**PROVIDED RECORDS:**
+ + + +

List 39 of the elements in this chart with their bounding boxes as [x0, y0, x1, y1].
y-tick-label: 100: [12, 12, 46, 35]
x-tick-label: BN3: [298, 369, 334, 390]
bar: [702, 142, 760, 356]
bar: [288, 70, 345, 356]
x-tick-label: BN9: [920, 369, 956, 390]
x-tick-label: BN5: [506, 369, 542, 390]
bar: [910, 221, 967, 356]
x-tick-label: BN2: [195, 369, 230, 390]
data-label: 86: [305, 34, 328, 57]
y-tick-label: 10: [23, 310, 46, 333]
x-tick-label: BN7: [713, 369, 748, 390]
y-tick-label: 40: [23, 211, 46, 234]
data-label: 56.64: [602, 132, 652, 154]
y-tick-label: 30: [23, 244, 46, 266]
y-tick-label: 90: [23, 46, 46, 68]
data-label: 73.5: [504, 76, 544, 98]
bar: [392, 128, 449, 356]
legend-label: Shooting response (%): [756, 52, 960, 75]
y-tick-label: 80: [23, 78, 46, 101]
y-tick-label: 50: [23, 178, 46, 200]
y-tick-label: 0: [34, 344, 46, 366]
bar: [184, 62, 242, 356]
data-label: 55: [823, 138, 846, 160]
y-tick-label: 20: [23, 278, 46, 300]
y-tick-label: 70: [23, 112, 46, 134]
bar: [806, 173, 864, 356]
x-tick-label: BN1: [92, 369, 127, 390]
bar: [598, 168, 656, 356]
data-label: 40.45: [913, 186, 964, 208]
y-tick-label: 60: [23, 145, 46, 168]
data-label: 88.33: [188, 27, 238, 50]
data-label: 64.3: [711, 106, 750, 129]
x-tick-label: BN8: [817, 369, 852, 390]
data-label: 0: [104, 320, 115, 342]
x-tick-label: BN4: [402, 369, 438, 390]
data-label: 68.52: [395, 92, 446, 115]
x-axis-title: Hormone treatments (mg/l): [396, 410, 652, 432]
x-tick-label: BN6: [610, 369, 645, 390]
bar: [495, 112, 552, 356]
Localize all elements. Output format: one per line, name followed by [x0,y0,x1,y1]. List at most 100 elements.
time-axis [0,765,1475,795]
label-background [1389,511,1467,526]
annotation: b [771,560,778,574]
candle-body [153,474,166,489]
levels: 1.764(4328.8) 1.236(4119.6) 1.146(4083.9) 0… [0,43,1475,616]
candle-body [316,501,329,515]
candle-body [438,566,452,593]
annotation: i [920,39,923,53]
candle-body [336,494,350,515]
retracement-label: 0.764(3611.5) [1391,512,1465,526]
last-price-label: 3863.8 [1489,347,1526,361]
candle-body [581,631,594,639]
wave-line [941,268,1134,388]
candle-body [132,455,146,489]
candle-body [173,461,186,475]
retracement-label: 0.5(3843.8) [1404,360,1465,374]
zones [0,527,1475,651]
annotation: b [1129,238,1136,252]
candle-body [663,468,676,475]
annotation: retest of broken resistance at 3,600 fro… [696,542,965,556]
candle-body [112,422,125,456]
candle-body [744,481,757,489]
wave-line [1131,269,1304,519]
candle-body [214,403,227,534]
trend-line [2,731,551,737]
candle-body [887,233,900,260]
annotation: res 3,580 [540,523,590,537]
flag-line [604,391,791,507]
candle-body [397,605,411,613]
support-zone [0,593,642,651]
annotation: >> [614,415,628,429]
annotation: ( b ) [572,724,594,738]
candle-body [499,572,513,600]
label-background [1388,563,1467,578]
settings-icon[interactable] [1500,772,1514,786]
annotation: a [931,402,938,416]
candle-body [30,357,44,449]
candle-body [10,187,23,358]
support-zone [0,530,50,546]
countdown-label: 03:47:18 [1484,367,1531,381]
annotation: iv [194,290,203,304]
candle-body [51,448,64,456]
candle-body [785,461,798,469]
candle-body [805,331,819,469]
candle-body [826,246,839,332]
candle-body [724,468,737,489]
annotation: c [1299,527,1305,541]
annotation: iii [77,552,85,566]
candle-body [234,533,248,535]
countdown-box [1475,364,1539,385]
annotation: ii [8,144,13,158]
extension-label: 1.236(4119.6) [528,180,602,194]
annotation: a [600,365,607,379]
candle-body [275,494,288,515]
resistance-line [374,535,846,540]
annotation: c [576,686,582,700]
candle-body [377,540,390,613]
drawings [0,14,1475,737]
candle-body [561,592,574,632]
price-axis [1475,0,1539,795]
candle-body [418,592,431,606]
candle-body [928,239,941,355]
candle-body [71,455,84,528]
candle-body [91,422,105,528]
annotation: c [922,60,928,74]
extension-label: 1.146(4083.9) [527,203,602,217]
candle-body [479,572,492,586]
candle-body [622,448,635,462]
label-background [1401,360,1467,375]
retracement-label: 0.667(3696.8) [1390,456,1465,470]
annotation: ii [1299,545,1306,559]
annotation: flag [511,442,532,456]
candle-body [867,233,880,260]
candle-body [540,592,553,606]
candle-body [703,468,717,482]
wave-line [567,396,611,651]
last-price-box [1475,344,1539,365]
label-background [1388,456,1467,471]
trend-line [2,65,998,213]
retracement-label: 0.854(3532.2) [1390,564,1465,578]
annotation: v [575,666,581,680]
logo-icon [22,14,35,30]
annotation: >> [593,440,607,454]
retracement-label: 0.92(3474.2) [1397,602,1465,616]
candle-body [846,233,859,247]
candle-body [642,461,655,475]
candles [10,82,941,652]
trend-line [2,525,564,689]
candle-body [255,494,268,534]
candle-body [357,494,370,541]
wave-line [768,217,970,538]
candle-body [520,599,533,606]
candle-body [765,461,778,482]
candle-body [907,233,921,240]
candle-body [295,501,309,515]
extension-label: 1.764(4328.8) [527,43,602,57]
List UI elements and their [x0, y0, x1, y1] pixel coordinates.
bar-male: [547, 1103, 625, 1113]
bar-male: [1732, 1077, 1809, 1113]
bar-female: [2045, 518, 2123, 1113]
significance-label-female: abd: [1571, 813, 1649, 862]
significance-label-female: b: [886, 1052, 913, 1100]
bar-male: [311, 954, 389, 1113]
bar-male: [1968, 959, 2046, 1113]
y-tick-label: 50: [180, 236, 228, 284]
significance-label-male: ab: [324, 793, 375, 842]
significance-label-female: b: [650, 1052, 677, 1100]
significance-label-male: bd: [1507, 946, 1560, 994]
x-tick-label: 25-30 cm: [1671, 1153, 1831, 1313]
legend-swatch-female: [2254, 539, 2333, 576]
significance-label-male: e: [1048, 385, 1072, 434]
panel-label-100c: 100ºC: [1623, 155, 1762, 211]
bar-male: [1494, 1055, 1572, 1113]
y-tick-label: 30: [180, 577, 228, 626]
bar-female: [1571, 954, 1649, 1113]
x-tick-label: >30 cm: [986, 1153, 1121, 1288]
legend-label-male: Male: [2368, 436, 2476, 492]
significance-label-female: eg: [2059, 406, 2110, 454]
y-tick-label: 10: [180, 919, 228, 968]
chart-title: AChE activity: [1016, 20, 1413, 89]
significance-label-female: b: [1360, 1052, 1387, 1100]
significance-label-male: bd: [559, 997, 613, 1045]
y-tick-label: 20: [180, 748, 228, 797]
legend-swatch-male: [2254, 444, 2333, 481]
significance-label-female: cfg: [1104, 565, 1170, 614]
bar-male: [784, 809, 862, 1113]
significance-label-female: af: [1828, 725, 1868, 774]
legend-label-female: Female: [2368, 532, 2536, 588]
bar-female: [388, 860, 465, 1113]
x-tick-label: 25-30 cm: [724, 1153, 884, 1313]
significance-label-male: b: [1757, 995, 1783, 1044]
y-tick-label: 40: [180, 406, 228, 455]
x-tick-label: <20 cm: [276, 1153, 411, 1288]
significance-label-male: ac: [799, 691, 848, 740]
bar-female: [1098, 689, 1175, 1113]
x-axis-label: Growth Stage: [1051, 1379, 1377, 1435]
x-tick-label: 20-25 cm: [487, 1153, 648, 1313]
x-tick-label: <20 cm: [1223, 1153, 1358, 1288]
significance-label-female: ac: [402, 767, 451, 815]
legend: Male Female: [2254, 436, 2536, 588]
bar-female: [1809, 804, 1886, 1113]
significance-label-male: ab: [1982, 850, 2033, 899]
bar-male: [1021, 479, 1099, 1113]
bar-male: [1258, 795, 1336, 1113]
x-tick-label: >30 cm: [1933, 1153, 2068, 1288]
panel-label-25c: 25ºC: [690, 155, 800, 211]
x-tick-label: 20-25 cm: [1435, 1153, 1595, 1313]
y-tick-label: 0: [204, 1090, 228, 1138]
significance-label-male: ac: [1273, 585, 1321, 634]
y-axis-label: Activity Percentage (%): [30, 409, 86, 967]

+ + + +

**EXERCISE REQUIREMENTS:** Output everything from the start of the records down to and including the line containing "y-tick-label: 30: [23, 244, 46, 266]" as a Markdown table with columns No. and Line, one numbered row per line and blank lines left out.

**RESPONSE TO THIS EXERCISE:**
| No. | Line |
|---|---|
| 1 | List 39 of the elements in this chart with their bounding boxes as [x0, y0, x1, y1]. |
| 2 | y-tick-label: 100: [12, 12, 46, 35] |
| 3 | x-tick-label: BN3: [298, 369, 334, 390] |
| 4 | bar: [702, 142, 760, 356] |
| 5 | bar: [288, 70, 345, 356] |
| 6 | x-tick-label: BN9: [920, 369, 956, 390] |
| 7 | x-tick-label: BN5: [506, 369, 542, 390] |
| 8 | bar: [910, 221, 967, 356] |
| 9 | x-tick-label: BN2: [195, 369, 230, 390] |
| 10 | data-label: 86: [305, 34, 328, 57] |
| 11 | y-tick-label: 10: [23, 310, 46, 333] |
| 12 | x-tick-label: BN7: [713, 369, 748, 390] |
| 13 | y-tick-label: 40: [23, 211, 46, 234] |
| 14 | data-label: 56.64: [602, 132, 652, 154] |
| 15 | y-tick-label: 30: [23, 244, 46, 266] |